Show each line of the data below that has the string "color" in it.

----------------------------------------

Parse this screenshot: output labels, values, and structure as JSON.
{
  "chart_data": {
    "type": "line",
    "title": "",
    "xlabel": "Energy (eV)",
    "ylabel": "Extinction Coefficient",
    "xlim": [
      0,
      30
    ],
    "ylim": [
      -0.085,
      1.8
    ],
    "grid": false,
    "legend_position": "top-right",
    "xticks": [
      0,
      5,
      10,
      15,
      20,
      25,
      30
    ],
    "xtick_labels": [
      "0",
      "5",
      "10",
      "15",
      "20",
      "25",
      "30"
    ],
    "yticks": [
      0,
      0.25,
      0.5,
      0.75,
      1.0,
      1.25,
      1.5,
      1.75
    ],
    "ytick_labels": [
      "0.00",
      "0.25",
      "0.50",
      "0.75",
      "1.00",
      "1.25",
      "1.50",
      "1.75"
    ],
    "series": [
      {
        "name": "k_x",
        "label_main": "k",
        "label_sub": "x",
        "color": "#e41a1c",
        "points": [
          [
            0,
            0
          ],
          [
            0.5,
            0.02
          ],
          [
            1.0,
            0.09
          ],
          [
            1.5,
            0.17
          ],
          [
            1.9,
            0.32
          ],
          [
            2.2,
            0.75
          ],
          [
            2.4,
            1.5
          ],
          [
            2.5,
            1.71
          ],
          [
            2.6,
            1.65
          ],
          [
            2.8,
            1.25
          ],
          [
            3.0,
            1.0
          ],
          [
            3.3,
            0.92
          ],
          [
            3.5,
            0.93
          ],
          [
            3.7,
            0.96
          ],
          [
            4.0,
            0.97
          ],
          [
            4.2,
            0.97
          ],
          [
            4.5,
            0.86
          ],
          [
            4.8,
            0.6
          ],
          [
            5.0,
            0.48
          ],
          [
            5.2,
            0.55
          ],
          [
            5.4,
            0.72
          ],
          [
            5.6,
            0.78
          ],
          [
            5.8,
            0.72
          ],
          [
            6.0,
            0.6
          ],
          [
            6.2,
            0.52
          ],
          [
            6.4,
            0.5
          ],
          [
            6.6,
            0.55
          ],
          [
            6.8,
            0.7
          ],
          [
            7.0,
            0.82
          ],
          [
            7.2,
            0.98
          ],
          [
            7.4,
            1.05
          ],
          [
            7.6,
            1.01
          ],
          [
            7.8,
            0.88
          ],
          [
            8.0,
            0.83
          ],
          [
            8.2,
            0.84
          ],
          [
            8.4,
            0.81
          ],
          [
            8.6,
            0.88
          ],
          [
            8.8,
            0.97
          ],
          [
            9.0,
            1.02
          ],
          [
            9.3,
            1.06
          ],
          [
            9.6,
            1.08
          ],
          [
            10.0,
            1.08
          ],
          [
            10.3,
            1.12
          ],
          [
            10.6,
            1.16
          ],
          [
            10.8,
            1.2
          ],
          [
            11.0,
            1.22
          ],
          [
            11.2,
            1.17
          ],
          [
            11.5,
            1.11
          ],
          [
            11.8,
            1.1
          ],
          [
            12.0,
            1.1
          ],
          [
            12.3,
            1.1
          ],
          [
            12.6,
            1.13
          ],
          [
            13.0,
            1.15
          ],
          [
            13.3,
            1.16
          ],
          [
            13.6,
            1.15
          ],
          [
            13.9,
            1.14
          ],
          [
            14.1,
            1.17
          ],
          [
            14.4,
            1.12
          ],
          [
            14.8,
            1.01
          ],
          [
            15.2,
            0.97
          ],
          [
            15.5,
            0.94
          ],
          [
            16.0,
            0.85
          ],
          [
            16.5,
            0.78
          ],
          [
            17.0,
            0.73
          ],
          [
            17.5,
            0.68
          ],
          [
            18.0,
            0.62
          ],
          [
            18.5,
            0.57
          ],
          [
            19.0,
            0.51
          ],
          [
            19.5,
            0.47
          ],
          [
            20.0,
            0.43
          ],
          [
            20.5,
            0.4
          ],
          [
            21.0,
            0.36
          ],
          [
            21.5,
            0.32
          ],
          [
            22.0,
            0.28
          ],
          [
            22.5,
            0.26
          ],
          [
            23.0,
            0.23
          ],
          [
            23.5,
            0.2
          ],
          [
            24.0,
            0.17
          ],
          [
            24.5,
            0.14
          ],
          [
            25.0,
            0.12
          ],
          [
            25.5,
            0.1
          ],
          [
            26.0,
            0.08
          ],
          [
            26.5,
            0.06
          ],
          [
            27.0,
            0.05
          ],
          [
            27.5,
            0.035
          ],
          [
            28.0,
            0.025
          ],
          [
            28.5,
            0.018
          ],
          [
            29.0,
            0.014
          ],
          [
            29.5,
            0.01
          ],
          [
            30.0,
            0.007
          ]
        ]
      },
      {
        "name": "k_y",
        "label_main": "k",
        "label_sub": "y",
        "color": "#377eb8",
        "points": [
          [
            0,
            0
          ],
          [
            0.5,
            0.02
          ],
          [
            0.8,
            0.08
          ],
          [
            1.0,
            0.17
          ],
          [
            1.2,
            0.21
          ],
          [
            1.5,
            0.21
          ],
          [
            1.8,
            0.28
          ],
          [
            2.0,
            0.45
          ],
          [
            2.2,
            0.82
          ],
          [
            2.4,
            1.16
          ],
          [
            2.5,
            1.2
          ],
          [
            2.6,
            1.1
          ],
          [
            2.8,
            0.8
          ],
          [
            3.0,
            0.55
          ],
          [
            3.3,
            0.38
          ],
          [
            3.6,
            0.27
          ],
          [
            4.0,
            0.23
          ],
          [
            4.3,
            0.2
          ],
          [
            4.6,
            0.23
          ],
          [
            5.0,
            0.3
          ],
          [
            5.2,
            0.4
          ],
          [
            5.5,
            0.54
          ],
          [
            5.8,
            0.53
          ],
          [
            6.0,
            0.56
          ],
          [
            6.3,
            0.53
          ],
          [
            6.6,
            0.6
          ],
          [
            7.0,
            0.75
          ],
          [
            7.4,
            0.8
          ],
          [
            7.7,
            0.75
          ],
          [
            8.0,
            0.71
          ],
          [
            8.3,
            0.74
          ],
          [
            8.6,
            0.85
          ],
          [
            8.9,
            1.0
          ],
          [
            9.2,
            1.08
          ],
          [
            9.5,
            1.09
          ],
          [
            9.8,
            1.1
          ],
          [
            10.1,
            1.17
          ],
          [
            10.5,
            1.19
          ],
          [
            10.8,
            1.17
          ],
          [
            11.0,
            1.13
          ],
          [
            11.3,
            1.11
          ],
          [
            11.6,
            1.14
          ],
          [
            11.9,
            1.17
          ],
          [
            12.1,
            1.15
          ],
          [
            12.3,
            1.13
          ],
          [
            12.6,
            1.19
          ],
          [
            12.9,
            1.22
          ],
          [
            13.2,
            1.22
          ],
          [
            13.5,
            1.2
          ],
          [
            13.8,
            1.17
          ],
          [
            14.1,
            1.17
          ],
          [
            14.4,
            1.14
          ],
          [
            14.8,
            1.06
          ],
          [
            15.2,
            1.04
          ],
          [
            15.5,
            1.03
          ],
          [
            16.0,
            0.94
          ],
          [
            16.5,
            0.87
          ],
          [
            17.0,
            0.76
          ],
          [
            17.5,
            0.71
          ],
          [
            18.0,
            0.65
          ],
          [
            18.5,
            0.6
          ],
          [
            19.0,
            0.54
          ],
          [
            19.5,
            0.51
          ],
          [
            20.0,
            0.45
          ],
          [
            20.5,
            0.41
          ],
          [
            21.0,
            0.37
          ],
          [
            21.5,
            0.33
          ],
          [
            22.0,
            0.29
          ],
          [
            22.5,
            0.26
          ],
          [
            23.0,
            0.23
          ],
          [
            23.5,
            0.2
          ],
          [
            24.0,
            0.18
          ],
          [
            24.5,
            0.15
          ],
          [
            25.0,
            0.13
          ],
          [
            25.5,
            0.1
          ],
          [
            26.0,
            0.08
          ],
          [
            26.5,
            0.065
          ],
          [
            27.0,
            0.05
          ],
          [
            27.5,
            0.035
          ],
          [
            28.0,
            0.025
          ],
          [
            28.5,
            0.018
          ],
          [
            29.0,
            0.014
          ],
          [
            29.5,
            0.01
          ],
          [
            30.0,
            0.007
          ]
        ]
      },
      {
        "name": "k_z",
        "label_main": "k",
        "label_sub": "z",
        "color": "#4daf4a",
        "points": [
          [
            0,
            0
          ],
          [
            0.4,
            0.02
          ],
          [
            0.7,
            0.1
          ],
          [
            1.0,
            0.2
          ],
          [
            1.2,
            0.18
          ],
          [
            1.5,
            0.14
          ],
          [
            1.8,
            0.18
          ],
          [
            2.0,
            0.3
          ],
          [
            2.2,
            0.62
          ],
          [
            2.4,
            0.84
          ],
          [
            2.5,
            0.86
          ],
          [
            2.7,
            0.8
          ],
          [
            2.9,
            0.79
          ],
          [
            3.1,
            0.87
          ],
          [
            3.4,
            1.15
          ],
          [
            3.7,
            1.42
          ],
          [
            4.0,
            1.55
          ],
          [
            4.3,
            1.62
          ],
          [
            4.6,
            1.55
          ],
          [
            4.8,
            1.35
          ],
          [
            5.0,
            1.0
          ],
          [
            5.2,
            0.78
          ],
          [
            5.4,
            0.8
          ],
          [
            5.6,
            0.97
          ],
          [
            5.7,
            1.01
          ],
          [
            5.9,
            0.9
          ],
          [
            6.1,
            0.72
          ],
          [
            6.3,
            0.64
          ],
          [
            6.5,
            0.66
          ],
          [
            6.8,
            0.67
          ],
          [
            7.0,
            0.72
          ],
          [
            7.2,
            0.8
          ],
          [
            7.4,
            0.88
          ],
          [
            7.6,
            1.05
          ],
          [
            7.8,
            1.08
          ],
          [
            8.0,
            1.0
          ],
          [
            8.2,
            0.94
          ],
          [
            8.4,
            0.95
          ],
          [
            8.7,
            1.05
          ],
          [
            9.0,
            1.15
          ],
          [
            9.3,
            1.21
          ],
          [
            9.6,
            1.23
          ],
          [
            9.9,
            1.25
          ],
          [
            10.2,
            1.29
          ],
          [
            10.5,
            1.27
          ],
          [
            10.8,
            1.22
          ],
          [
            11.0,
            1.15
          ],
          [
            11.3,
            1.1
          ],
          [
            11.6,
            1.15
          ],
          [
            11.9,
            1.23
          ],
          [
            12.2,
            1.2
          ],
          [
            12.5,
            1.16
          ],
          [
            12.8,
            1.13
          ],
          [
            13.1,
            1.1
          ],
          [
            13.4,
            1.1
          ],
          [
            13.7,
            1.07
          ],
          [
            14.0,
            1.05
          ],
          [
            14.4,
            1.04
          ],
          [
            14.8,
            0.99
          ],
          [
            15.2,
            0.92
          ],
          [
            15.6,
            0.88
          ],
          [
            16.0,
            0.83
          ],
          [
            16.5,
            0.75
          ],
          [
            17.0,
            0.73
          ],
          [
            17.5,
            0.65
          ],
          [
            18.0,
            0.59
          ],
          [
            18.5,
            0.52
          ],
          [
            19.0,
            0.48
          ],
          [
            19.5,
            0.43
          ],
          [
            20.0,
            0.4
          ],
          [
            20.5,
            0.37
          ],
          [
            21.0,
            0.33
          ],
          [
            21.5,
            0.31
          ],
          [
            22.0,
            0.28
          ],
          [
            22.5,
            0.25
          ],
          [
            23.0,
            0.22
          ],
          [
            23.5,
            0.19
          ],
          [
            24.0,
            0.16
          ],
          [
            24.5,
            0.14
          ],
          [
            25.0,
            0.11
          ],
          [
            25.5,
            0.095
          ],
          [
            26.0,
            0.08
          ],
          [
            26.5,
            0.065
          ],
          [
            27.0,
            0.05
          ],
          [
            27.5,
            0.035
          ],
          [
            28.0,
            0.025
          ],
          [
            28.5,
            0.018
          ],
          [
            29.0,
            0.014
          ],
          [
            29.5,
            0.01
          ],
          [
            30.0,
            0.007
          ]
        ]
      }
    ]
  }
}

----------------------------------------

> **The solution**:
        "color": "#e41a1c",
        "color": "#377eb8",
        "color": "#4daf4a",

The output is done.